▶ [Task to complete] Set down, without alteration, the lines from the one that contains "Read this page and output its text content." through the final line of the material below.

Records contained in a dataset
==================================================
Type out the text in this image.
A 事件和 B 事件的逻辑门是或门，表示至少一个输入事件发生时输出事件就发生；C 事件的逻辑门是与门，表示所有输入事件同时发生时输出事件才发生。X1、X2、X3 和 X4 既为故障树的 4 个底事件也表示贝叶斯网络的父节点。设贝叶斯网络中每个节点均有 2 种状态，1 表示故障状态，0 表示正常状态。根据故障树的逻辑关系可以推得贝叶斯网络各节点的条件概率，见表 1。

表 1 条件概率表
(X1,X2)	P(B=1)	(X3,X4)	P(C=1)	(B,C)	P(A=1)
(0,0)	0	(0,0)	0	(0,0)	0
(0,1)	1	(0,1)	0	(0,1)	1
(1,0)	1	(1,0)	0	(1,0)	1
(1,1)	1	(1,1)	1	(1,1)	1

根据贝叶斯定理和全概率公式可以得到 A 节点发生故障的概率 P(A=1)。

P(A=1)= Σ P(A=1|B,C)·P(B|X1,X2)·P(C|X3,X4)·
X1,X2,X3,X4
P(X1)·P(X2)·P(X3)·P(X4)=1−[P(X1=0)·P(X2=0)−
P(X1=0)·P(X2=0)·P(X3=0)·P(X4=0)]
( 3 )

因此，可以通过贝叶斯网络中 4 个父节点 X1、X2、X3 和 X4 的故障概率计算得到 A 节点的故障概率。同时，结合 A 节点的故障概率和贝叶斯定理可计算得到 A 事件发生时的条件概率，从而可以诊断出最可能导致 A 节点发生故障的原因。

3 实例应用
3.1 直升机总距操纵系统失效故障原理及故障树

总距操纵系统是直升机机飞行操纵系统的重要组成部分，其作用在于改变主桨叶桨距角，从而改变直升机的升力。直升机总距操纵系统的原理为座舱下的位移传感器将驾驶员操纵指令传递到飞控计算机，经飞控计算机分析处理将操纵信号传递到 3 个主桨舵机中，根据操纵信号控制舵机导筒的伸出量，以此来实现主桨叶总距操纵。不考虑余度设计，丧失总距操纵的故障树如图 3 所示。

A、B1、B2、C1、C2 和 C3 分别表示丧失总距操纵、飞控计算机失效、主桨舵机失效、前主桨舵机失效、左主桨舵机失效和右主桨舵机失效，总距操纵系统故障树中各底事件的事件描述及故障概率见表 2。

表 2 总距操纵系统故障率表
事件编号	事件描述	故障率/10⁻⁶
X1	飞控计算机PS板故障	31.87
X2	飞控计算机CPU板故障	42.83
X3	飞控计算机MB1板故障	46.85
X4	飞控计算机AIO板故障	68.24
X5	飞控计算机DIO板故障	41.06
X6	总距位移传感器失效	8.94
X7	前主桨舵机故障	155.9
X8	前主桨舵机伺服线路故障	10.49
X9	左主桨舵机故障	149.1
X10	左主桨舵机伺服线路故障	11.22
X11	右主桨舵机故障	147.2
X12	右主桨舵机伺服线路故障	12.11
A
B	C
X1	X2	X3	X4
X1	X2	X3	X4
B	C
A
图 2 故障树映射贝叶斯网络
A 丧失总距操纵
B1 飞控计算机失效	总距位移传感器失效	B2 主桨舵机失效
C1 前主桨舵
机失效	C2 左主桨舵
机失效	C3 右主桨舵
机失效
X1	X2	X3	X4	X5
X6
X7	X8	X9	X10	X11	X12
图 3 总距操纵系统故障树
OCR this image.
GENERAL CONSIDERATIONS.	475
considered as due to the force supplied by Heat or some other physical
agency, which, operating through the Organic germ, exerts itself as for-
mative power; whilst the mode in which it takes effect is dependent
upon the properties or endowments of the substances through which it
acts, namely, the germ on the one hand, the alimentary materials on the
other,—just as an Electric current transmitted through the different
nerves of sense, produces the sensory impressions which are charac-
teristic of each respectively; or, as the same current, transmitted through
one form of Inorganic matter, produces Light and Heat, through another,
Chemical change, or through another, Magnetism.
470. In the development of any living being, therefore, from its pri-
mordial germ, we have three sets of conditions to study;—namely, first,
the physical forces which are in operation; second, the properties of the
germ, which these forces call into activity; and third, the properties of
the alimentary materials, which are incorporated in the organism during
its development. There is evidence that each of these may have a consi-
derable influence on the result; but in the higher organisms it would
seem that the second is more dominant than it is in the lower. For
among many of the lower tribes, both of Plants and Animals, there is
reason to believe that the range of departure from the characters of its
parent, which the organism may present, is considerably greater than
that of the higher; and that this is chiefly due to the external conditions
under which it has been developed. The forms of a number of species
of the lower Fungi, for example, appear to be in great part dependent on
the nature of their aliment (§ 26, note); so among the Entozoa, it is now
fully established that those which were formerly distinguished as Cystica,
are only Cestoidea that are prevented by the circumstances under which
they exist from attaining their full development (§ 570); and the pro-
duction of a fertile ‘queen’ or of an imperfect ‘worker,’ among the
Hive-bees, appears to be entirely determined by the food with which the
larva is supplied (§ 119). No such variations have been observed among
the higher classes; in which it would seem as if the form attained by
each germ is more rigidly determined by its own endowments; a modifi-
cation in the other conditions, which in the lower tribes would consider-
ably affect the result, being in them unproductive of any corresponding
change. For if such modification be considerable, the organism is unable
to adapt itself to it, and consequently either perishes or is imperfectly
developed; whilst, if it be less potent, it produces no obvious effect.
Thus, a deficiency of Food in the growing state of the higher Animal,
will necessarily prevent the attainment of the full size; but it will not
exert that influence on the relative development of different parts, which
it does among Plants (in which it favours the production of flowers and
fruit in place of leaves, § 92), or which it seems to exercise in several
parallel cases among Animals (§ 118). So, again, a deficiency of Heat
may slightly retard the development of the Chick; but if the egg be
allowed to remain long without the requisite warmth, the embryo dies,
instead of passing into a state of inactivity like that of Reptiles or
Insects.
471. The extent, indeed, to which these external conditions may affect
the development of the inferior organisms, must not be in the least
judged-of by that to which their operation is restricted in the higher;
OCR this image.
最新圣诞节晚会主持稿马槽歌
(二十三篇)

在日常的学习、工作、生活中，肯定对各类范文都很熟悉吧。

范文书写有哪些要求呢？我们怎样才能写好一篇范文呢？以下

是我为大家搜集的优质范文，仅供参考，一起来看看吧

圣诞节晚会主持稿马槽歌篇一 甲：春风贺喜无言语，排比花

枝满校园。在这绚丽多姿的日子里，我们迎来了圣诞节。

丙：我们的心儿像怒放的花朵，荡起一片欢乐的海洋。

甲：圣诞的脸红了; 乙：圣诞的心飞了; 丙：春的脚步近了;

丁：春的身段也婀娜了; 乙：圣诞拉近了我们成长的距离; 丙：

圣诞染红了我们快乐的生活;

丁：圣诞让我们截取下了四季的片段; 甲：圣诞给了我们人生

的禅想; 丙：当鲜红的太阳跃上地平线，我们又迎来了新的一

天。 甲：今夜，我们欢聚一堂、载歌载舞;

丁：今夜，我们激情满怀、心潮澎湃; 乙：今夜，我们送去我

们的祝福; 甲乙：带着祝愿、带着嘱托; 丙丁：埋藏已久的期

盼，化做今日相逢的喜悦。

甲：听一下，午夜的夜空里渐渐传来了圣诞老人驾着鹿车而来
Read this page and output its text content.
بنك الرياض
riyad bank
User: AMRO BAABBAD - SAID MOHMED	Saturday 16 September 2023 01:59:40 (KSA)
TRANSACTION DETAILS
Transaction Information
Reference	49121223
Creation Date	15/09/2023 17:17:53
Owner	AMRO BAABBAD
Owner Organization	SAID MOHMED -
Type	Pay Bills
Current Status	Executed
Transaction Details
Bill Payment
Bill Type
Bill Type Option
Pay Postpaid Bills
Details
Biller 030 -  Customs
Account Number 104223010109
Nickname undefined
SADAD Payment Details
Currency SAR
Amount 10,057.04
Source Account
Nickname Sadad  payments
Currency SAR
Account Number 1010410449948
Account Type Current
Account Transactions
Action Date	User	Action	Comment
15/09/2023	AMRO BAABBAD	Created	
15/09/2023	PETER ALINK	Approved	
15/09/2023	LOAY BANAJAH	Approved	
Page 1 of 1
==================================================
▶ [Output of the exercise]
Read this page and output its text content.
بنك الرياض
riyad bank
User: AMRO BAABBAD - SAID MOHMED	Saturday 16 September 2023 01:59:40 (KSA)
TRANSACTION DETAILS
Transaction Information
Reference	49121223
Creation Date	15/09/2023 17:17:53
Owner	AMRO BAABBAD
Owner Organization	SAID MOHMED -
Type	Pay Bills
Current Status	Executed
Transaction Details
Bill Payment
Bill Type
Bill Type Option
Pay Postpaid Bills
Details
Biller 030 -  Customs
Account Number 104223010109
Nickname undefined
SADAD Payment Details
Currency SAR
Amount 10,057.04
Source Account
Nickname Sadad  payments
Currency SAR
Account Number 1010410449948
Account Type Current
Account Transactions
Action Date	User	Action	Comment
15/09/2023	AMRO BAABBAD	Created	
15/09/2023	PETER ALINK	Approved	
15/09/2023	LOAY BANAJAH	Approved	
Page 1 of 1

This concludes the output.